**Dataset entries**
┏━━

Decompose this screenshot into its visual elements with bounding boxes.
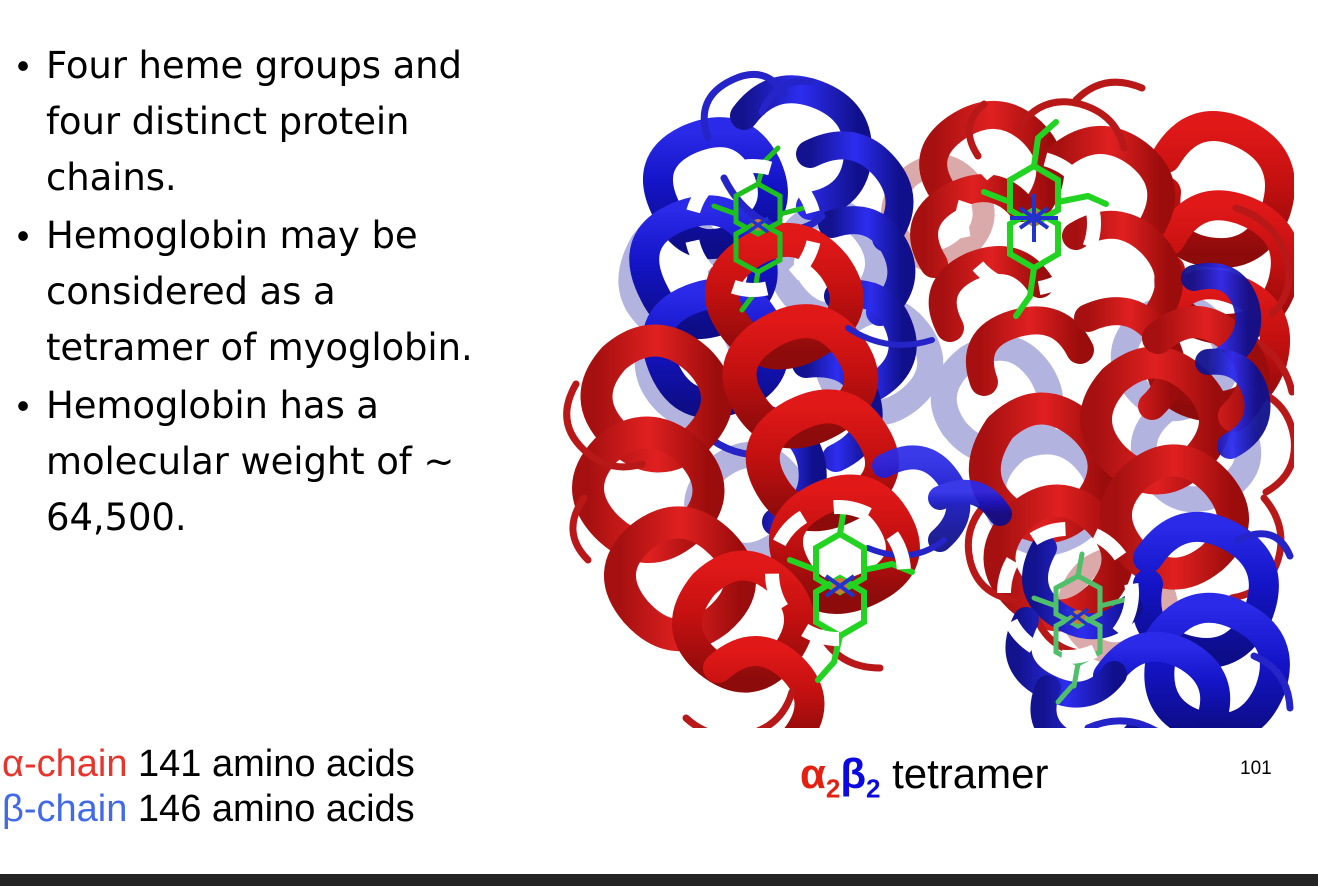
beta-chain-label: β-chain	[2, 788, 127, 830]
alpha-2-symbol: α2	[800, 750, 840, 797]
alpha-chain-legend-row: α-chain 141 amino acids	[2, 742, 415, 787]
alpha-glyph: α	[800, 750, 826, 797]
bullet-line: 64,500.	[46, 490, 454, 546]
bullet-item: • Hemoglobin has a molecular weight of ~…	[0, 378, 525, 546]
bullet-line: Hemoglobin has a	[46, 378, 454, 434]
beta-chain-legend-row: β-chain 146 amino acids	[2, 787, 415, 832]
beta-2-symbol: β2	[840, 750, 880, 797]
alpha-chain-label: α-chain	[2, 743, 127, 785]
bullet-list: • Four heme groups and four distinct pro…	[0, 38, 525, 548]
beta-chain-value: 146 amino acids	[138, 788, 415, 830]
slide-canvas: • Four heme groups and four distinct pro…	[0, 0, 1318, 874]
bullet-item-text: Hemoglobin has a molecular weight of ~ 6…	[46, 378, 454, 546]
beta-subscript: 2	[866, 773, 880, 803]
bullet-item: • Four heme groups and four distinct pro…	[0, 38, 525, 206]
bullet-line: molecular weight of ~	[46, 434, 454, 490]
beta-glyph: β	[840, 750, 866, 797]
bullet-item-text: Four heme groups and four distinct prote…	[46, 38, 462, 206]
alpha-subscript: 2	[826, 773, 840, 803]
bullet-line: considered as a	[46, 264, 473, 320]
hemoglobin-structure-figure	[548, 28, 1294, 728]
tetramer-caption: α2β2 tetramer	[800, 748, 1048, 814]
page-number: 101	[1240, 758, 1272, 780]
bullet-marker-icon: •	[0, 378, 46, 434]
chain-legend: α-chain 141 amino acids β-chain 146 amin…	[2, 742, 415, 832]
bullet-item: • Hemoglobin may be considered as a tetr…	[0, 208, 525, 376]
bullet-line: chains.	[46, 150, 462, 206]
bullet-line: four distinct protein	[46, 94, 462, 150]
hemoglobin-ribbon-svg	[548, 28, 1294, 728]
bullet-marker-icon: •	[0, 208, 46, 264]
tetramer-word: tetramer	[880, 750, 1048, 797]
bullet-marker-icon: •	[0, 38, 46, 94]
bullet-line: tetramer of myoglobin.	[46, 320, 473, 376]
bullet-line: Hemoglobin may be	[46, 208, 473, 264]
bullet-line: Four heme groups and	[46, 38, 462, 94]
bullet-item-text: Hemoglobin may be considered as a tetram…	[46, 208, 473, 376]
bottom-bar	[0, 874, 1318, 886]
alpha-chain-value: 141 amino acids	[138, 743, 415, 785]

┗━━
┏━━

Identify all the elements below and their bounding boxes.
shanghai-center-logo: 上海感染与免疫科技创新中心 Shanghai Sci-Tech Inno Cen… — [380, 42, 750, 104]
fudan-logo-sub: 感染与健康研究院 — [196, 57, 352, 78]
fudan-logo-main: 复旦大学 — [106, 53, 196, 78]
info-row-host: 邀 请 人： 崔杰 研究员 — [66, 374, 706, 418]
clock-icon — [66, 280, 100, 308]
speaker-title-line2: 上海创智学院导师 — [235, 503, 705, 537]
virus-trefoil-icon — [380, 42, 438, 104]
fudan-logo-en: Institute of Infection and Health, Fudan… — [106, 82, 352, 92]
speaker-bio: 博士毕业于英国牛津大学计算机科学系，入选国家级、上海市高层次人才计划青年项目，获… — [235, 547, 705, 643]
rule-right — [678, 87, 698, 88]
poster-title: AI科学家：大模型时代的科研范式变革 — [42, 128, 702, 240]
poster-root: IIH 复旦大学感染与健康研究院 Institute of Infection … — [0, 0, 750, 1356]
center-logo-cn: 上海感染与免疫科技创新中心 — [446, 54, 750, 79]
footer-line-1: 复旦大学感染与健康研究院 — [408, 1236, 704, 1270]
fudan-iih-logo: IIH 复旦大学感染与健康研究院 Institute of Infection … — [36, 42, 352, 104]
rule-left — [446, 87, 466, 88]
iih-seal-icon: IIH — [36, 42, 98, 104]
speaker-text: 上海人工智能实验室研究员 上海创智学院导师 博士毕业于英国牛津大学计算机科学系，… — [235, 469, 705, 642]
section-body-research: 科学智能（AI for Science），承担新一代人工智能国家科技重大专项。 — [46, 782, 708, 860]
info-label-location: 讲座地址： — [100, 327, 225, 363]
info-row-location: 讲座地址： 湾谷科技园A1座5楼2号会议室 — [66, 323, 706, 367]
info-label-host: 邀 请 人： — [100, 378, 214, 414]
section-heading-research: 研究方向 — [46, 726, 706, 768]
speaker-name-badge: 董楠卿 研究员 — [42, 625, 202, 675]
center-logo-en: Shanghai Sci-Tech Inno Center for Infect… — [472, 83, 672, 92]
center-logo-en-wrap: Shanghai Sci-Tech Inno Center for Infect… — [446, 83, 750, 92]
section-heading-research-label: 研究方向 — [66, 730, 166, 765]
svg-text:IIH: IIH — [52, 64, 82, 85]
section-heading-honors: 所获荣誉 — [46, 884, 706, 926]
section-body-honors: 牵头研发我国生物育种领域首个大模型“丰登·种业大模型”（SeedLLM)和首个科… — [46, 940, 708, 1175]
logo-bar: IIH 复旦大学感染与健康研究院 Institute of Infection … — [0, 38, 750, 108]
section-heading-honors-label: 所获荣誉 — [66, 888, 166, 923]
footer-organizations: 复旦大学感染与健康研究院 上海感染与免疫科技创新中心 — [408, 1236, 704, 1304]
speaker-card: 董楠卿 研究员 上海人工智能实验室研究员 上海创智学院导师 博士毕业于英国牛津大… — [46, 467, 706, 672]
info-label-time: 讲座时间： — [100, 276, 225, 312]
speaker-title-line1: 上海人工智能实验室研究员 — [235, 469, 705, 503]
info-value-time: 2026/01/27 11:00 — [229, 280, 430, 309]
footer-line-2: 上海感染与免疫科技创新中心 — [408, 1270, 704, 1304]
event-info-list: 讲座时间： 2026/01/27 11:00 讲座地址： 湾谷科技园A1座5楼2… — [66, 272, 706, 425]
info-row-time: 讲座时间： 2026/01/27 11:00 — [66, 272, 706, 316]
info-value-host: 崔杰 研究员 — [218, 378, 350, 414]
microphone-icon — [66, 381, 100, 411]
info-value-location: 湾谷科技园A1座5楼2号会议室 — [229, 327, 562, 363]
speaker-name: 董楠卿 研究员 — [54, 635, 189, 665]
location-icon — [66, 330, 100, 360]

┗━━
┏━━

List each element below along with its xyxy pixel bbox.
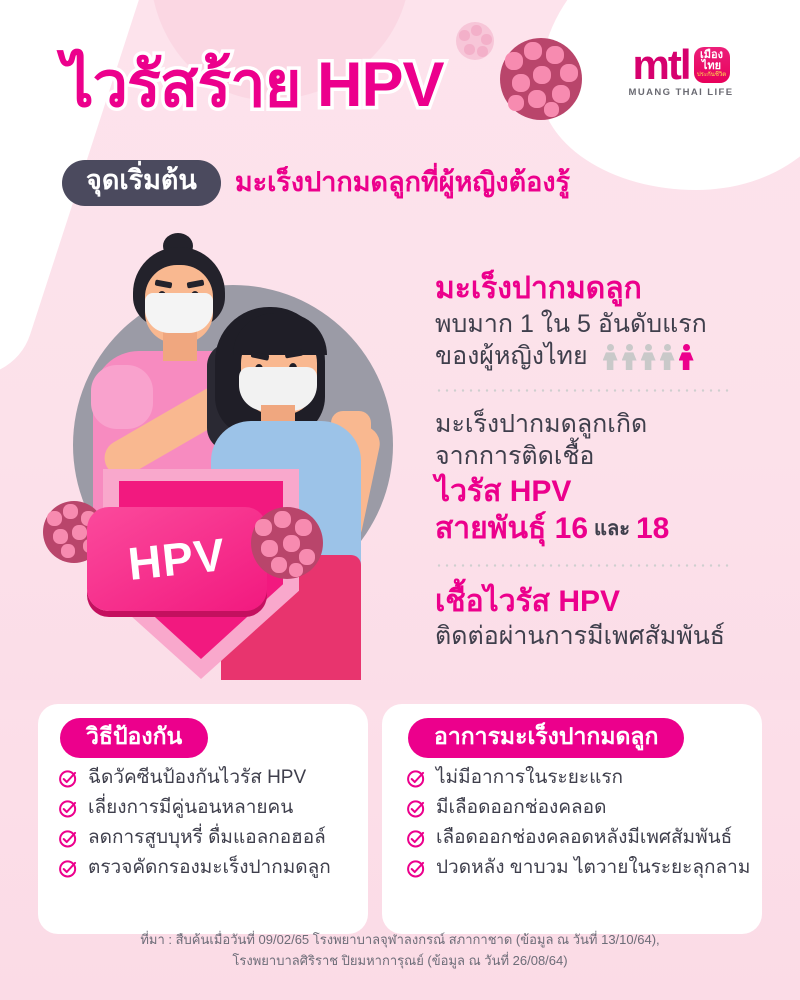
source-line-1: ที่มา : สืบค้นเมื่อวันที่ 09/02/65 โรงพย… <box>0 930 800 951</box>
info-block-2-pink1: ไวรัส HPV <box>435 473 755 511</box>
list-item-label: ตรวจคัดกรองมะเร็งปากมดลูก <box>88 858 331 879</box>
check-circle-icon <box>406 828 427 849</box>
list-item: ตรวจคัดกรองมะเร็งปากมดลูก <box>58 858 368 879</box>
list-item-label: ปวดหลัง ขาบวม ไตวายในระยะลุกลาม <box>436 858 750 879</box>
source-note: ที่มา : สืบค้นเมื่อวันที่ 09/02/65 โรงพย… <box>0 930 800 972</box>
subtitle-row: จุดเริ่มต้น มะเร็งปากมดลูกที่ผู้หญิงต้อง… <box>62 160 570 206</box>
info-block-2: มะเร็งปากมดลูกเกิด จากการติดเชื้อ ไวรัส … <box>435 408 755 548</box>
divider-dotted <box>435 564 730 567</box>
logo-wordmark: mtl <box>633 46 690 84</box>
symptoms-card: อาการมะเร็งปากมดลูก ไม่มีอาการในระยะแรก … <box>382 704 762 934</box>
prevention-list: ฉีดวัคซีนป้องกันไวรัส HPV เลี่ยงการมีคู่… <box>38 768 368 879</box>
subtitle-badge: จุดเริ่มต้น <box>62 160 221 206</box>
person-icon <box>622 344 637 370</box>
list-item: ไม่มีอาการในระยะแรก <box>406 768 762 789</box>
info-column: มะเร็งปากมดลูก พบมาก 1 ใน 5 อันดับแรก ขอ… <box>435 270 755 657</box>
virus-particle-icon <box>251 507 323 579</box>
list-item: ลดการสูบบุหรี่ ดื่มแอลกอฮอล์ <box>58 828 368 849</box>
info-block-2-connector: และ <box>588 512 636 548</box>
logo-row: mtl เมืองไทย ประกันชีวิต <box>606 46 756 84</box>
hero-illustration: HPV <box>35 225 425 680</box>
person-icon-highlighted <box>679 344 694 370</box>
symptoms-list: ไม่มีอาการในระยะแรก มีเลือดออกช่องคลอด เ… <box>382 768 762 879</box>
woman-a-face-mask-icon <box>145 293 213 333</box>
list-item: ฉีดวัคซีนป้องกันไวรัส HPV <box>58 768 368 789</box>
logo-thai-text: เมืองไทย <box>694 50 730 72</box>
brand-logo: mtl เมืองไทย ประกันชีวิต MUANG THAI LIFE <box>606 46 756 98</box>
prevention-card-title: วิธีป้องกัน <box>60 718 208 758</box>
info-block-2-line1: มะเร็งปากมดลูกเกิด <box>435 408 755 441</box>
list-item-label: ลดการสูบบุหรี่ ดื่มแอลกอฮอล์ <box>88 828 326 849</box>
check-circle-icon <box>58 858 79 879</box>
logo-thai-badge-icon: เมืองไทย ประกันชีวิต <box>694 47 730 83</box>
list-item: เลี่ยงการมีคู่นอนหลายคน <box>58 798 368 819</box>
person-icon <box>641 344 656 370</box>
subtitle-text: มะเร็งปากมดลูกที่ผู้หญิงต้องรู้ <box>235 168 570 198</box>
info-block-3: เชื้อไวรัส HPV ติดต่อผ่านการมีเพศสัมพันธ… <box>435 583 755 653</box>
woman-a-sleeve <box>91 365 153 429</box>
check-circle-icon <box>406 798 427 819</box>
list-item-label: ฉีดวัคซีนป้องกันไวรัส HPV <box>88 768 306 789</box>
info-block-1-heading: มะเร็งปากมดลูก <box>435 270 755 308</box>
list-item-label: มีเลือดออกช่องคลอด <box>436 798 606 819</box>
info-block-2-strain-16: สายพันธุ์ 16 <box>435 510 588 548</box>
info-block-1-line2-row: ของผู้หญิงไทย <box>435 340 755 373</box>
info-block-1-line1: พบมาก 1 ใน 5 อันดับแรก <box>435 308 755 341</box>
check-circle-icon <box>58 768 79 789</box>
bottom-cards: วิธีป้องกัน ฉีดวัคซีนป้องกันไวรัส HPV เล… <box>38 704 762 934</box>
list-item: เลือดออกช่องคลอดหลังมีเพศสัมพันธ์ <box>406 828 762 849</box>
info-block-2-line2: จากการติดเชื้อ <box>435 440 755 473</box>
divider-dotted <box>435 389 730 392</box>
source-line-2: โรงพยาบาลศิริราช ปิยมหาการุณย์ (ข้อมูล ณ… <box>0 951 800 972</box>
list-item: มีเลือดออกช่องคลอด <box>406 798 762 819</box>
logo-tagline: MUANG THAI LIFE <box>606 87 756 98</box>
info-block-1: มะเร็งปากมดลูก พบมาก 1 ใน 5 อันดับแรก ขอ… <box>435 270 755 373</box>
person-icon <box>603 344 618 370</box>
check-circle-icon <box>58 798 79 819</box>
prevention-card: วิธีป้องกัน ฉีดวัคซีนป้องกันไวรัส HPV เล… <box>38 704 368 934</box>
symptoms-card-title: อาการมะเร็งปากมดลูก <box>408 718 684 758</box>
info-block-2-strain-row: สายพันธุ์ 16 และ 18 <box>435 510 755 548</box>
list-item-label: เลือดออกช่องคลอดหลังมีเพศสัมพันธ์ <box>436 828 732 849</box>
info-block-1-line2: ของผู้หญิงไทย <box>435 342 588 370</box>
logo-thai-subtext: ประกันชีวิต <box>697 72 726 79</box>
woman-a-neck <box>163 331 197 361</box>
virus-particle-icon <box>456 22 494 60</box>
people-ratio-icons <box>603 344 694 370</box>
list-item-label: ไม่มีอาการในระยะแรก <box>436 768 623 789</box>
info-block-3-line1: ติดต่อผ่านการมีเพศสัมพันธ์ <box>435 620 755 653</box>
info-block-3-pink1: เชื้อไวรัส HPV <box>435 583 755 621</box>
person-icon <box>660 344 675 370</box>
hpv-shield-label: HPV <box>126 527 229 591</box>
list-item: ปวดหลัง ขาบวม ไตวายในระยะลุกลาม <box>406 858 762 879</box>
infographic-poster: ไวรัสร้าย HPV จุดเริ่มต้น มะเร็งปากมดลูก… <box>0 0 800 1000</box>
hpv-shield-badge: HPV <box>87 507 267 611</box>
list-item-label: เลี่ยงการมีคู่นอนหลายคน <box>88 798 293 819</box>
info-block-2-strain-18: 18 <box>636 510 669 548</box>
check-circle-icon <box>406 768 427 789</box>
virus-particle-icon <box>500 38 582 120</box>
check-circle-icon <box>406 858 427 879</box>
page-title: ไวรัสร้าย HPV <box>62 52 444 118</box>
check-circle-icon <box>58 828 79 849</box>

┗━━

**Work item**
The required reply is the count of lines in the entries above where the string "ลดการส" appears, and nothing more.

**Task solution**
2